_Raw data_:
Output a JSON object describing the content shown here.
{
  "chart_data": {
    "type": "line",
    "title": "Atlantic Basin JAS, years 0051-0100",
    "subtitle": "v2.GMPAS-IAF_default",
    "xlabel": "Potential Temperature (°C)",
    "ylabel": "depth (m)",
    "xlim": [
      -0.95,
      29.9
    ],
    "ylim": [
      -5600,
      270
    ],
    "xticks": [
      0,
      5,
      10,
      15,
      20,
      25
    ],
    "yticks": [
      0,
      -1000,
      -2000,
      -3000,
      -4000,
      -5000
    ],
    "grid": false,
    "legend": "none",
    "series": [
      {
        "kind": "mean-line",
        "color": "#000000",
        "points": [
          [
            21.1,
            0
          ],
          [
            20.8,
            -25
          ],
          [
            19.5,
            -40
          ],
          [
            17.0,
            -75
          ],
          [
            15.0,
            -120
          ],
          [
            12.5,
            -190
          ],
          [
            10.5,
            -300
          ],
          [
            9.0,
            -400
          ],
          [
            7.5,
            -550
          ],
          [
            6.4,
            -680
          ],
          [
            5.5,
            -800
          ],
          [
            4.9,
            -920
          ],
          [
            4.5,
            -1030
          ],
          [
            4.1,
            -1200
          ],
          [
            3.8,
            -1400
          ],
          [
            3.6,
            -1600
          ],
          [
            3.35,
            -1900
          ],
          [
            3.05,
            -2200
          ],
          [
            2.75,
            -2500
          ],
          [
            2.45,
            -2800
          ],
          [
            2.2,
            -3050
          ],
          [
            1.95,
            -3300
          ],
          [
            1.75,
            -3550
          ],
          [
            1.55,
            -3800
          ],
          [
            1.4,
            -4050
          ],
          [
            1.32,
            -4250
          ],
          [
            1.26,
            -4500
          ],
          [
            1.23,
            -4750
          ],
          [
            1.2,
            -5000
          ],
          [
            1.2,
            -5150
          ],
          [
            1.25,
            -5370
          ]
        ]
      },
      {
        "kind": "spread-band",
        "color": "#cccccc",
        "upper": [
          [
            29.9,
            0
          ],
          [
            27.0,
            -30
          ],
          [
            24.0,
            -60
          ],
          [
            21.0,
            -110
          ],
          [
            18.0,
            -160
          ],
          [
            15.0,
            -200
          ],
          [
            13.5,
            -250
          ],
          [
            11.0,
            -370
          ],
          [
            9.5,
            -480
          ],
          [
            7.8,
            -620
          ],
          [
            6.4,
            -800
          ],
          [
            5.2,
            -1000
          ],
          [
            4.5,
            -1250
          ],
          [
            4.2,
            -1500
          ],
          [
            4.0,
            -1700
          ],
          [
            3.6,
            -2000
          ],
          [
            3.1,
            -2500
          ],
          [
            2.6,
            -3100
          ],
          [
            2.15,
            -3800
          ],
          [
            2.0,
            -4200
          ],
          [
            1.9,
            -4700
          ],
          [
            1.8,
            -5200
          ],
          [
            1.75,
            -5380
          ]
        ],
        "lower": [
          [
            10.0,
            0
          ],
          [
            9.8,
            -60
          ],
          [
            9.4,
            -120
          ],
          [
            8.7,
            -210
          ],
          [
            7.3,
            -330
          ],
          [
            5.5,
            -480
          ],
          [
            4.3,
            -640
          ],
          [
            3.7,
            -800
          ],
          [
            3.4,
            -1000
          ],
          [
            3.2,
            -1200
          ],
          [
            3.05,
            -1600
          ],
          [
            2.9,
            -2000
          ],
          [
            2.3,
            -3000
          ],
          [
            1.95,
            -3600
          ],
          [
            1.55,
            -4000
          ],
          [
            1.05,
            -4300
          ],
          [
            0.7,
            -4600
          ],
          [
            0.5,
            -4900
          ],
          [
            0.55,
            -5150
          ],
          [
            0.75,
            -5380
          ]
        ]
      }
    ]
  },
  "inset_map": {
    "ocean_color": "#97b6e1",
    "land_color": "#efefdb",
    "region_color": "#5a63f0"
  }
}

_Task objective_: All of the records must be repeated exactly.

_Result below_:
Output a JSON object describing the content shown here.
{
  "chart_data": {
    "type": "line",
    "title": "Atlantic Basin JAS, years 0051-0100",
    "subtitle": "v2.GMPAS-IAF_default",
    "xlabel": "Potential Temperature (°C)",
    "ylabel": "depth (m)",
    "xlim": [
      -0.95,
      29.9
    ],
    "ylim": [
      -5600,
      270
    ],
    "xticks": [
      0,
      5,
      10,
      15,
      20,
      25
    ],
    "yticks": [
      0,
      -1000,
      -2000,
      -3000,
      -4000,
      -5000
    ],
    "grid": false,
    "legend": "none",
    "series": [
      {
        "kind": "mean-line",
        "color": "#000000",
        "points": [
          [
            21.1,
            0
          ],
          [
            20.8,
            -25
          ],
          [
            19.5,
            -40
          ],
          [
            17.0,
            -75
          ],
          [
            15.0,
            -120
          ],
          [
            12.5,
            -190
          ],
          [
            10.5,
            -300
          ],
          [
            9.0,
            -400
          ],
          [
            7.5,
            -550
          ],
          [
            6.4,
            -680
          ],
          [
            5.5,
            -800
          ],
          [
            4.9,
            -920
          ],
          [
            4.5,
            -1030
          ],
          [
            4.1,
            -1200
          ],
          [
            3.8,
            -1400
          ],
          [
            3.6,
            -1600
          ],
          [
            3.35,
            -1900
          ],
          [
            3.05,
            -2200
          ],
          [
            2.75,
            -2500
          ],
          [
            2.45,
            -2800
          ],
          [
            2.2,
            -3050
          ],
          [
            1.95,
            -3300
          ],
          [
            1.75,
            -3550
          ],
          [
            1.55,
            -3800
          ],
          [
            1.4,
            -4050
          ],
          [
            1.32,
            -4250
          ],
          [
            1.26,
            -4500
          ],
          [
            1.23,
            -4750
          ],
          [
            1.2,
            -5000
          ],
          [
            1.2,
            -5150
          ],
          [
            1.25,
            -5370
          ]
        ]
      },
      {
        "kind": "spread-band",
        "color": "#cccccc",
        "upper": [
          [
            29.9,
            0
          ],
          [
            27.0,
            -30
          ],
          [
            24.0,
            -60
          ],
          [
            21.0,
            -110
          ],
          [
            18.0,
            -160
          ],
          [
            15.0,
            -200
          ],
          [
            13.5,
            -250
          ],
          [
            11.0,
            -370
          ],
          [
            9.5,
            -480
          ],
          [
            7.8,
            -620
          ],
          [
            6.4,
            -800
          ],
          [
            5.2,
            -1000
          ],
          [
            4.5,
            -1250
          ],
          [
            4.2,
            -1500
          ],
          [
            4.0,
            -1700
          ],
          [
            3.6,
            -2000
          ],
          [
            3.1,
            -2500
          ],
          [
            2.6,
            -3100
          ],
          [
            2.15,
            -3800
          ],
          [
            2.0,
            -4200
          ],
          [
            1.9,
            -4700
          ],
          [
            1.8,
            -5200
          ],
          [
            1.75,
            -5380
          ]
        ],
        "lower": [
          [
            10.0,
            0
          ],
          [
            9.8,
            -60
          ],
          [
            9.4,
            -120
          ],
          [
            8.7,
            -210
          ],
          [
            7.3,
            -330
          ],
          [
            5.5,
            -480
          ],
          [
            4.3,
            -640
          ],
          [
            3.7,
            -800
          ],
          [
            3.4,
            -1000
          ],
          [
            3.2,
            -1200
          ],
          [
            3.05,
            -1600
          ],
          [
            2.9,
            -2000
          ],
          [
            2.3,
            -3000
          ],
          [
            1.95,
            -3600
          ],
          [
            1.55,
            -4000
          ],
          [
            1.05,
            -4300
          ],
          [
            0.7,
            -4600
          ],
          [
            0.5,
            -4900
          ],
          [
            0.55,
            -5150
          ],
          [
            0.75,
            -5380
          ]
        ]
      }
    ]
  },
  "inset_map": {
    "ocean_color": "#97b6e1",
    "land_color": "#efefdb",
    "region_color": "#5a63f0"
  }
}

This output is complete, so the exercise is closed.